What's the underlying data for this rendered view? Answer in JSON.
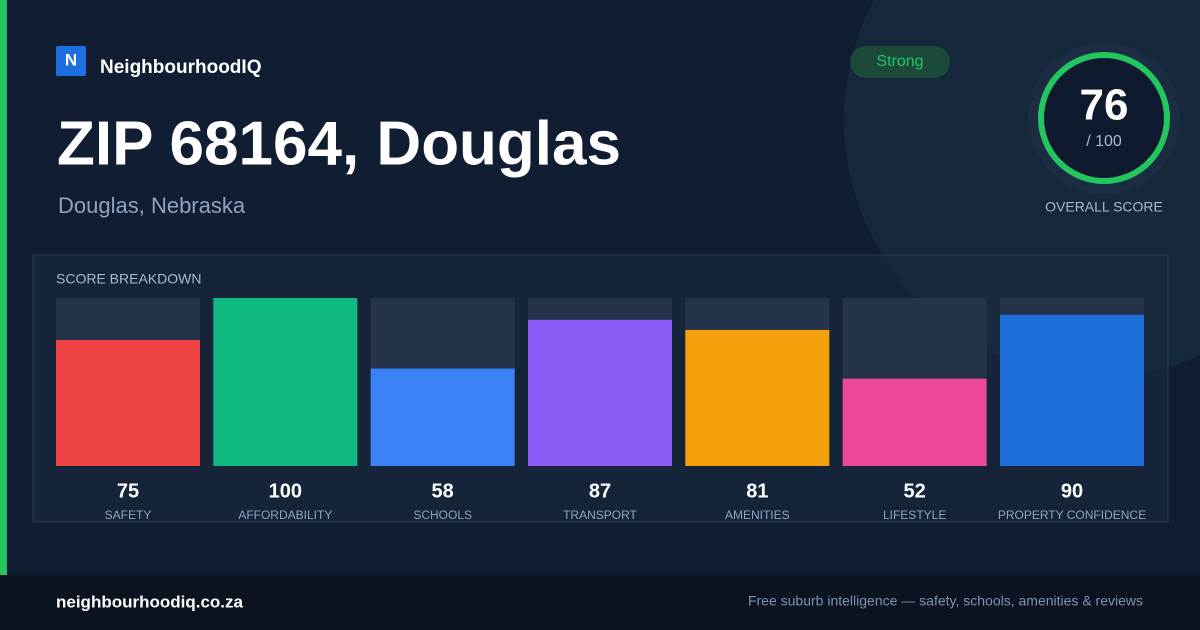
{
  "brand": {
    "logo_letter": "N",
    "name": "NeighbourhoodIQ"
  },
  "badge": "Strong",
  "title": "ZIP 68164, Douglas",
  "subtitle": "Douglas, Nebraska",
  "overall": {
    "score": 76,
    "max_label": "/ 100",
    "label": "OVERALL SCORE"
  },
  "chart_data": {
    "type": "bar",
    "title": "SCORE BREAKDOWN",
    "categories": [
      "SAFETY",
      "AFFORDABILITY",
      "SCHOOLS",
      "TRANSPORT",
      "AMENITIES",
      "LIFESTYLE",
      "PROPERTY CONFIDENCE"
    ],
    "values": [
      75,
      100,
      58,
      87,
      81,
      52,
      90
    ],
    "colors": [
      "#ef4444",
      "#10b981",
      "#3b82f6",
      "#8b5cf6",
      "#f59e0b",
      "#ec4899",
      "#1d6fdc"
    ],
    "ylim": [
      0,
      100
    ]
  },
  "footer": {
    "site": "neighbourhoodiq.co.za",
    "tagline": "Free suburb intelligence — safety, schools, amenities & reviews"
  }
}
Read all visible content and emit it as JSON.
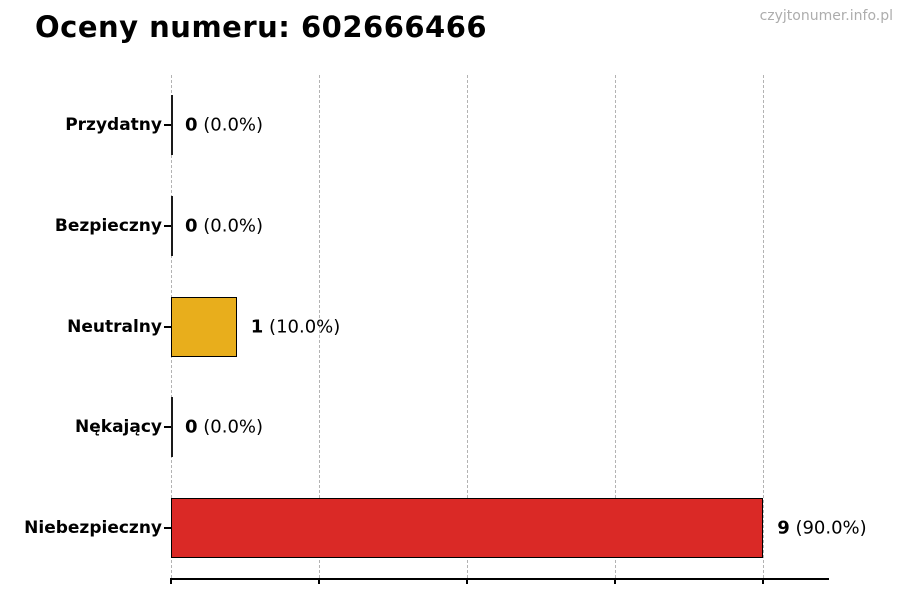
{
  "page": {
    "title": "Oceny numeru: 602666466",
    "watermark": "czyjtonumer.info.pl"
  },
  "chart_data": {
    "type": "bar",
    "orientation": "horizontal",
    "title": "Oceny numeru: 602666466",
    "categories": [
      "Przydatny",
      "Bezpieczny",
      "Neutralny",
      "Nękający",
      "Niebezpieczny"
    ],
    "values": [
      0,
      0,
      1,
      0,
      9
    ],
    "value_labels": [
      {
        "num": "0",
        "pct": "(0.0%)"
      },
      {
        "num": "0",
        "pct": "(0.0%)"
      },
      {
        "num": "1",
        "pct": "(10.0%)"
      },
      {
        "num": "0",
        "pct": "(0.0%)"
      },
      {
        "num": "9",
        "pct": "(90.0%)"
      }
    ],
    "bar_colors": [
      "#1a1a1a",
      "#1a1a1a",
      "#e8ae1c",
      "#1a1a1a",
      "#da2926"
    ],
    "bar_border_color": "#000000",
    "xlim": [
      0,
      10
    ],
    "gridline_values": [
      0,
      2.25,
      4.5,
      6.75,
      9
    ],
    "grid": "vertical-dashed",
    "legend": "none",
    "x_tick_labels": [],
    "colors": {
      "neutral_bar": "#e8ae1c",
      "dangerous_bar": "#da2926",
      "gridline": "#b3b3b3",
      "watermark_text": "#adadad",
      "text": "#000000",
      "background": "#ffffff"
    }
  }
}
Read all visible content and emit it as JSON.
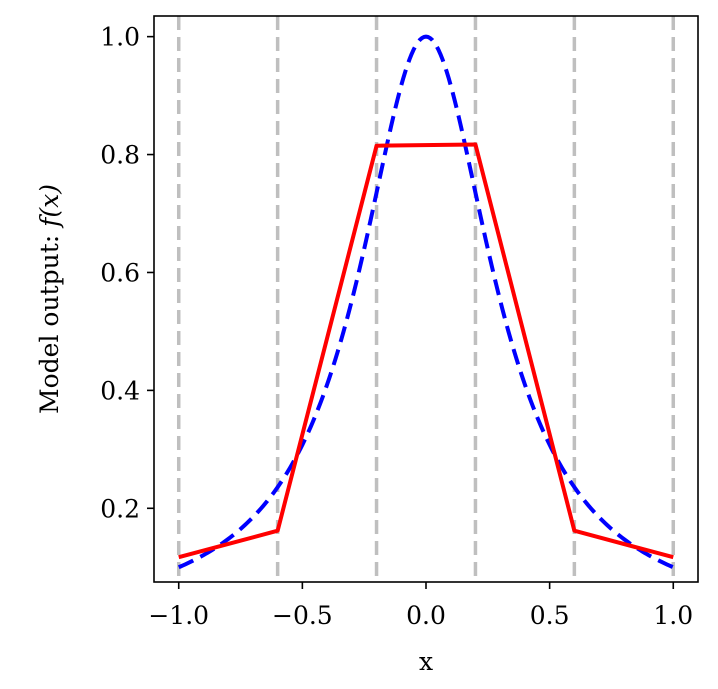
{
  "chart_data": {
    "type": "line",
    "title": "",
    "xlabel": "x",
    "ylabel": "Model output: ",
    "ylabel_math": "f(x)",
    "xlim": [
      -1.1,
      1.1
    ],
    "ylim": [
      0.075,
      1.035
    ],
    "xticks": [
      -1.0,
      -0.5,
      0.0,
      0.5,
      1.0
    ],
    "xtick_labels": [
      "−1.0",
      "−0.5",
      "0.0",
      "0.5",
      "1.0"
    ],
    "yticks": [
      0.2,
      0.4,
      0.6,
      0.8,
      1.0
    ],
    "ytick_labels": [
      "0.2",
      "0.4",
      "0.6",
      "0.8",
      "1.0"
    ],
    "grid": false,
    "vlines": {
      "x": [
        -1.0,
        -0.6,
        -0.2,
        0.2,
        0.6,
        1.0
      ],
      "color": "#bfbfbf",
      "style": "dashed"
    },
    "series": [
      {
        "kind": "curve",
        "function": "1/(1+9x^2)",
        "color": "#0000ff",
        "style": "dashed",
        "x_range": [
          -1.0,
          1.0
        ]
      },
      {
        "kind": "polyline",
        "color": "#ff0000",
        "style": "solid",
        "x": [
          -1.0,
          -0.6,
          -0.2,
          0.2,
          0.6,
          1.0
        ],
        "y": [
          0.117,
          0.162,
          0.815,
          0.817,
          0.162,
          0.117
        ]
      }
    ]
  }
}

■ ■ ■ ■ ■

*Work required:*
Retype every record above exactly as written, but leave out the pictures.

*Written response:*
What's the underlying data for this rendered view? Answer in JSON.
{
  "brand": {
    "logo_letter": "N",
    "name": "NeighbourhoodIQ"
  },
  "badge": "Strong",
  "title": "ZIP 68164, Douglas",
  "subtitle": "Douglas, Nebraska",
  "overall": {
    "score": 76,
    "max_label": "/ 100",
    "label": "OVERALL SCORE"
  },
  "chart_data": {
    "type": "bar",
    "title": "SCORE BREAKDOWN",
    "categories": [
      "SAFETY",
      "AFFORDABILITY",
      "SCHOOLS",
      "TRANSPORT",
      "AMENITIES",
      "LIFESTYLE",
      "PROPERTY CONFIDENCE"
    ],
    "values": [
      75,
      100,
      58,
      87,
      81,
      52,
      90
    ],
    "colors": [
      "#ef4444",
      "#10b981",
      "#3b82f6",
      "#8b5cf6",
      "#f59e0b",
      "#ec4899",
      "#1d6fdc"
    ],
    "ylim": [
      0,
      100
    ]
  },
  "footer": {
    "site": "neighbourhoodiq.co.za",
    "tagline": "Free suburb intelligence — safety, schools, amenities & reviews"
  }
}
Read all visible content and emit it as JSON.
{
  "page": {
    "title": "Oceny numeru: 602666466",
    "watermark": "czyjtonumer.info.pl"
  },
  "chart_data": {
    "type": "bar",
    "orientation": "horizontal",
    "title": "Oceny numeru: 602666466",
    "categories": [
      "Przydatny",
      "Bezpieczny",
      "Neutralny",
      "Nękający",
      "Niebezpieczny"
    ],
    "values": [
      0,
      0,
      1,
      0,
      9
    ],
    "value_labels": [
      {
        "num": "0",
        "pct": "(0.0%)"
      },
      {
        "num": "0",
        "pct": "(0.0%)"
      },
      {
        "num": "1",
        "pct": "(10.0%)"
      },
      {
        "num": "0",
        "pct": "(0.0%)"
      },
      {
        "num": "9",
        "pct": "(90.0%)"
      }
    ],
    "bar_colors": [
      "#1a1a1a",
      "#1a1a1a",
      "#e8ae1c",
      "#1a1a1a",
      "#da2926"
    ],
    "bar_border_color": "#000000",
    "xlim": [
      0,
      10
    ],
    "gridline_values": [
      0,
      2.25,
      4.5,
      6.75,
      9
    ],
    "grid": "vertical-dashed",
    "legend": "none",
    "x_tick_labels": [],
    "colors": {
      "neutral_bar": "#e8ae1c",
      "dangerous_bar": "#da2926",
      "gridline": "#b3b3b3",
      "watermark_text": "#adadad",
      "text": "#000000",
      "background": "#ffffff"
    }
  }
}
Read all visible content and emit it as JSON.
{
  "chart_data": {
    "type": "line",
    "title": "",
    "xlabel": "x",
    "ylabel": "Model output: ",
    "ylabel_math": "f(x)",
    "xlim": [
      -1.1,
      1.1
    ],
    "ylim": [
      0.075,
      1.035
    ],
    "xticks": [
      -1.0,
      -0.5,
      0.0,
      0.5,
      1.0
    ],
    "xtick_labels": [
      "−1.0",
      "−0.5",
      "0.0",
      "0.5",
      "1.0"
    ],
    "yticks": [
      0.2,
      0.4,
      0.6,
      0.8,
      1.0
    ],
    "ytick_labels": [
      "0.2",
      "0.4",
      "0.6",
      "0.8",
      "1.0"
    ],
    "grid": false,
    "vlines": {
      "x": [
        -1.0,
        -0.6,
        -0.2,
        0.2,
        0.6,
        1.0
      ],
      "color": "#bfbfbf",
      "style": "dashed"
    },
    "series": [
      {
        "kind": "curve",
        "function": "1/(1+9x^2)",
        "color": "#0000ff",
        "style": "dashed",
        "x_range": [
          -1.0,
          1.0
        ]
      },
      {
        "kind": "polyline",
        "color": "#ff0000",
        "style": "solid",
        "x": [
          -1.0,
          -0.6,
          -0.2,
          0.2,
          0.6,
          1.0
        ],
        "y": [
          0.117,
          0.162,
          0.815,
          0.817,
          0.162,
          0.117
        ]
      }
    ]
  }
}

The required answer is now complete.